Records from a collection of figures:
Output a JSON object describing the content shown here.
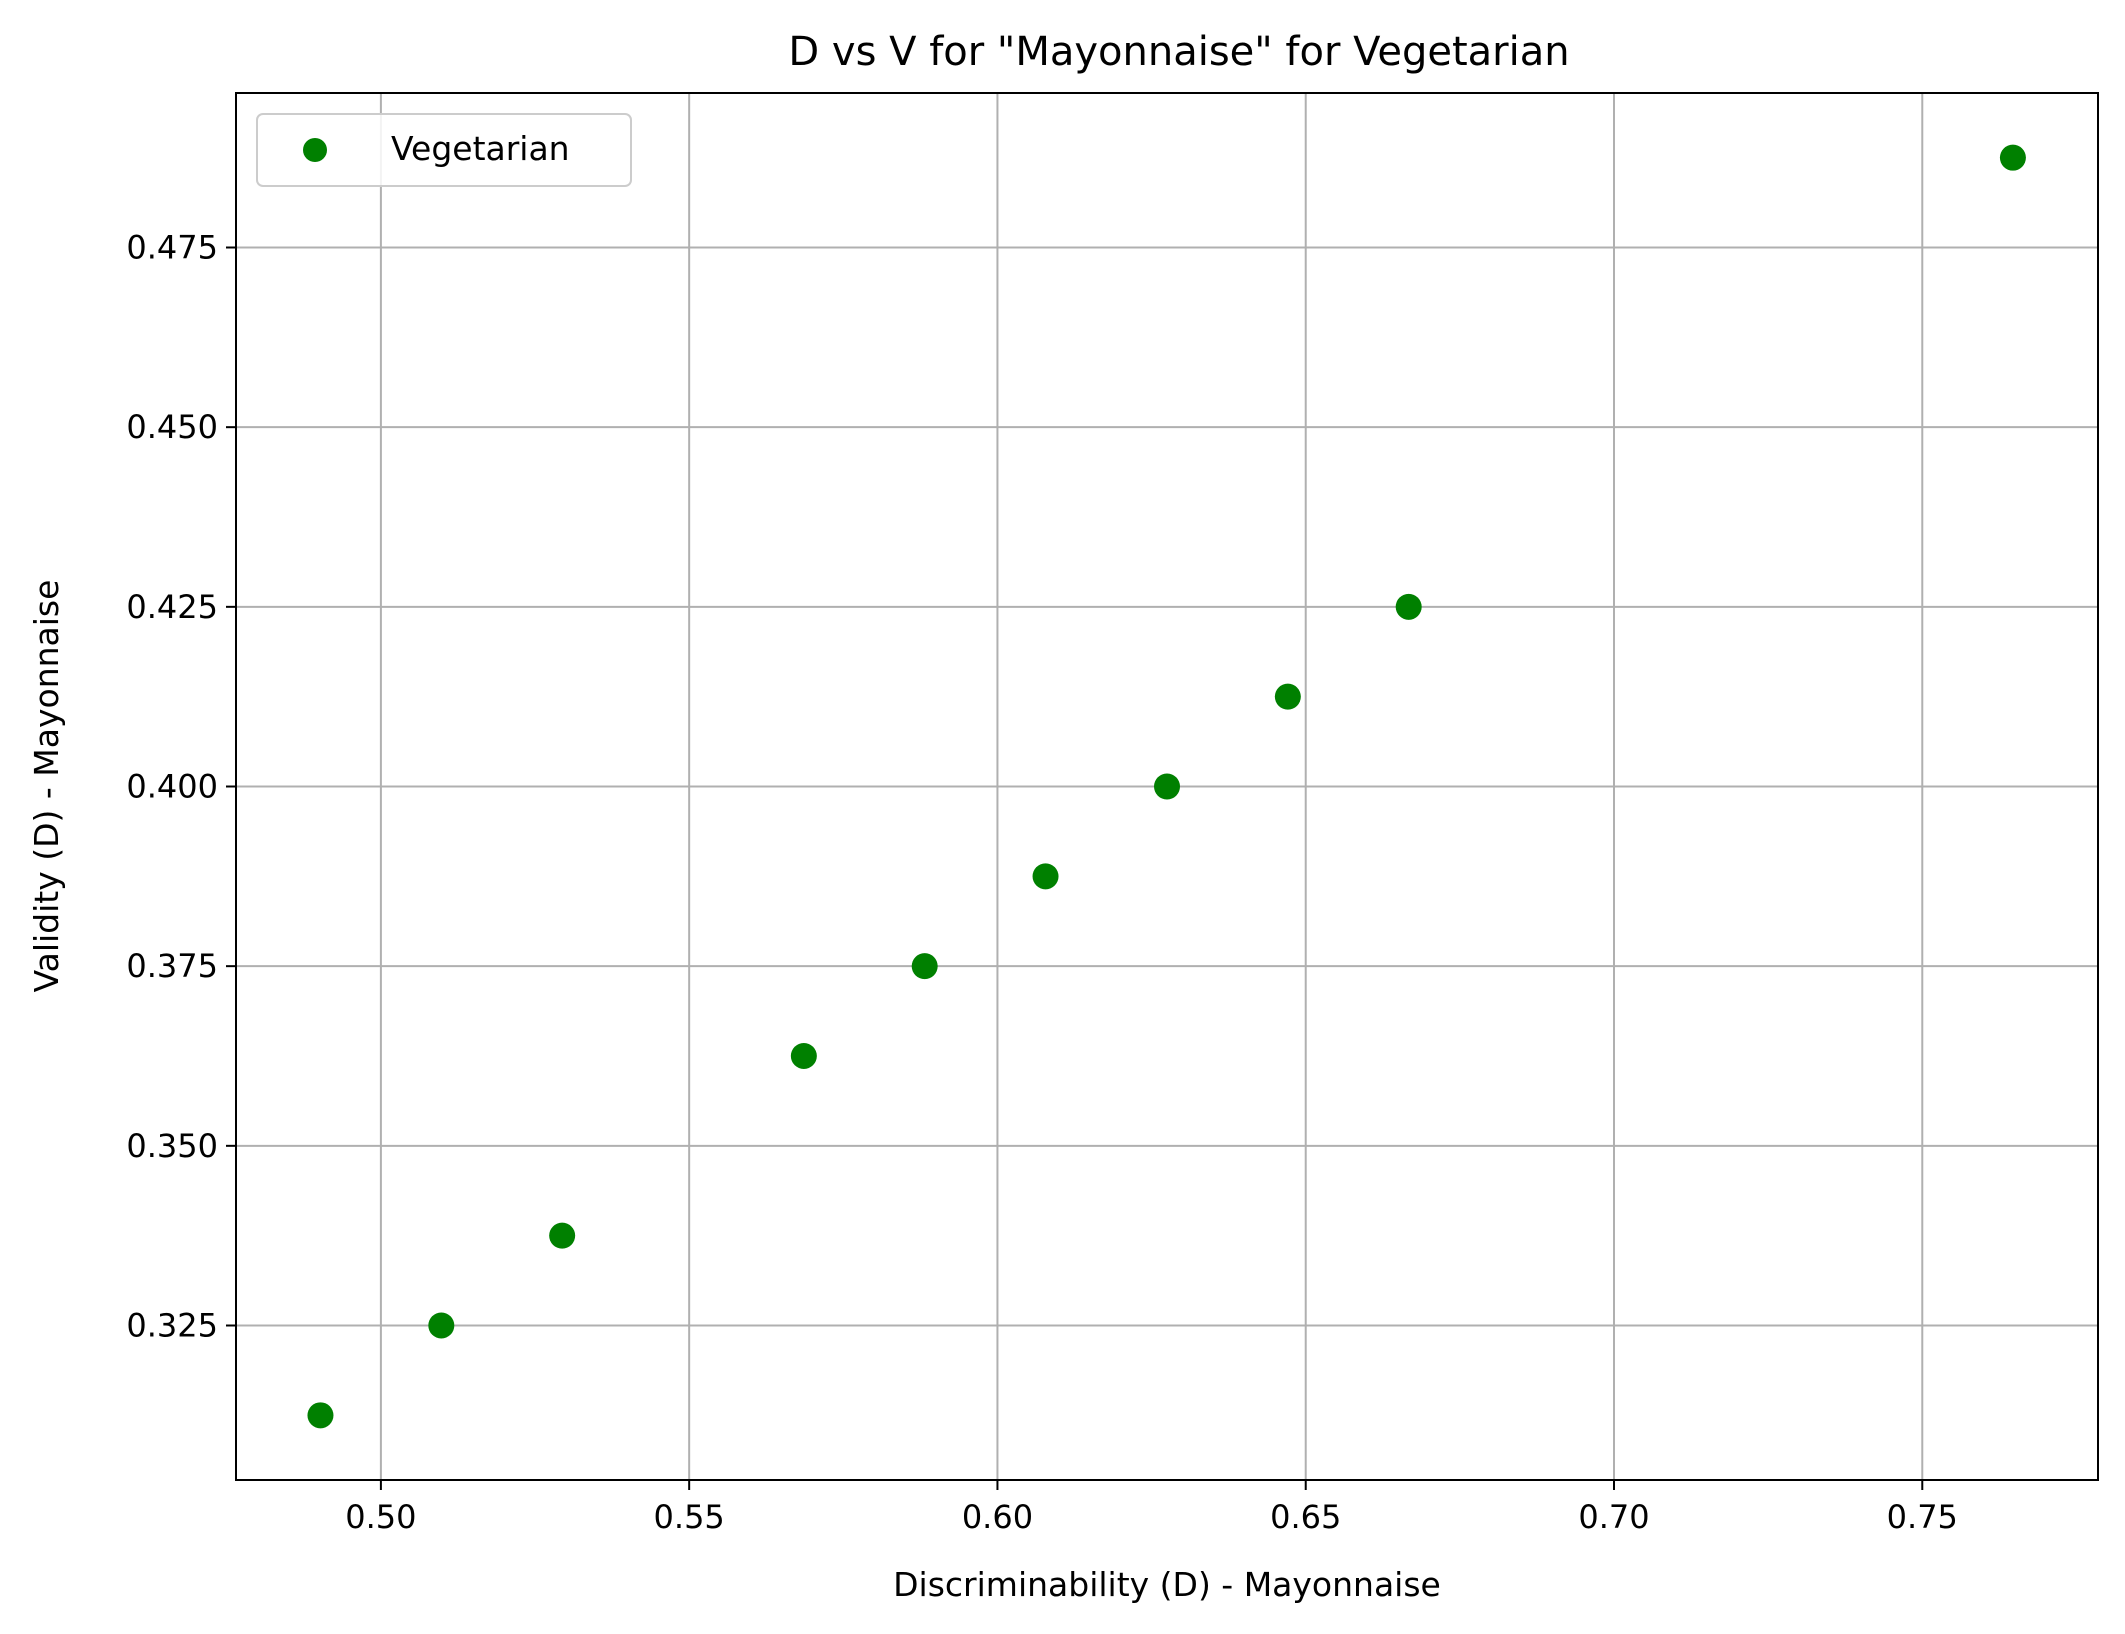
{
  "chart_data": {
    "type": "scatter",
    "title": "D vs V for \"Mayonnaise\" for Vegetarian",
    "xlabel": "Discriminability (D) - Mayonnaise",
    "ylabel": "Validity (D) - Mayonnaise",
    "xlim": [
      0.4765,
      0.7785
    ],
    "ylim": [
      0.3035,
      0.4965
    ],
    "xticks": [
      0.5,
      0.55,
      0.6,
      0.65,
      0.7,
      0.75
    ],
    "xtick_labels": [
      "0.50",
      "0.55",
      "0.60",
      "0.65",
      "0.70",
      "0.75"
    ],
    "yticks": [
      0.325,
      0.35,
      0.375,
      0.4,
      0.425,
      0.45,
      0.475
    ],
    "ytick_labels": [
      "0.325",
      "0.350",
      "0.375",
      "0.400",
      "0.425",
      "0.450",
      "0.475"
    ],
    "grid": true,
    "legend_position": "top-left",
    "series": [
      {
        "name": "Vegetarian",
        "color": "#008000",
        "x": [
          0.4902,
          0.5098,
          0.5294,
          0.5686,
          0.5882,
          0.6078,
          0.6275,
          0.6471,
          0.6667,
          0.7647
        ],
        "y": [
          0.3125,
          0.325,
          0.3375,
          0.3625,
          0.375,
          0.3875,
          0.4,
          0.4125,
          0.425,
          0.4875
        ]
      }
    ]
  }
}
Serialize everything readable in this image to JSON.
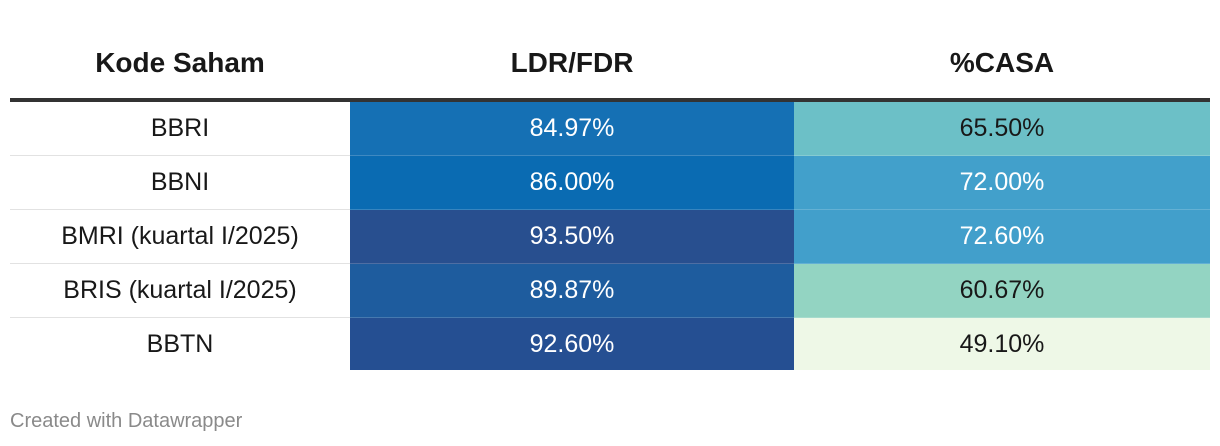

Task prompt:
Reproduce the data verbatim. Do not carry any picture into the copy.

Finished answer:
Output a JSON object describing the content shown here.
{
  "chart_data": {
    "type": "scatter",
    "title": "D vs V for \"Mayonnaise\" for Vegetarian",
    "xlabel": "Discriminability (D) - Mayonnaise",
    "ylabel": "Validity (D) - Mayonnaise",
    "xlim": [
      0.4765,
      0.7785
    ],
    "ylim": [
      0.3035,
      0.4965
    ],
    "xticks": [
      0.5,
      0.55,
      0.6,
      0.65,
      0.7,
      0.75
    ],
    "xtick_labels": [
      "0.50",
      "0.55",
      "0.60",
      "0.65",
      "0.70",
      "0.75"
    ],
    "yticks": [
      0.325,
      0.35,
      0.375,
      0.4,
      0.425,
      0.45,
      0.475
    ],
    "ytick_labels": [
      "0.325",
      "0.350",
      "0.375",
      "0.400",
      "0.425",
      "0.450",
      "0.475"
    ],
    "grid": true,
    "legend_position": "top-left",
    "series": [
      {
        "name": "Vegetarian",
        "color": "#008000",
        "x": [
          0.4902,
          0.5098,
          0.5294,
          0.5686,
          0.5882,
          0.6078,
          0.6275,
          0.6471,
          0.6667,
          0.7647
        ],
        "y": [
          0.3125,
          0.325,
          0.3375,
          0.3625,
          0.375,
          0.3875,
          0.4,
          0.4125,
          0.425,
          0.4875
        ]
      }
    ]
  }
}
Serialize everything readable in this image to JSON.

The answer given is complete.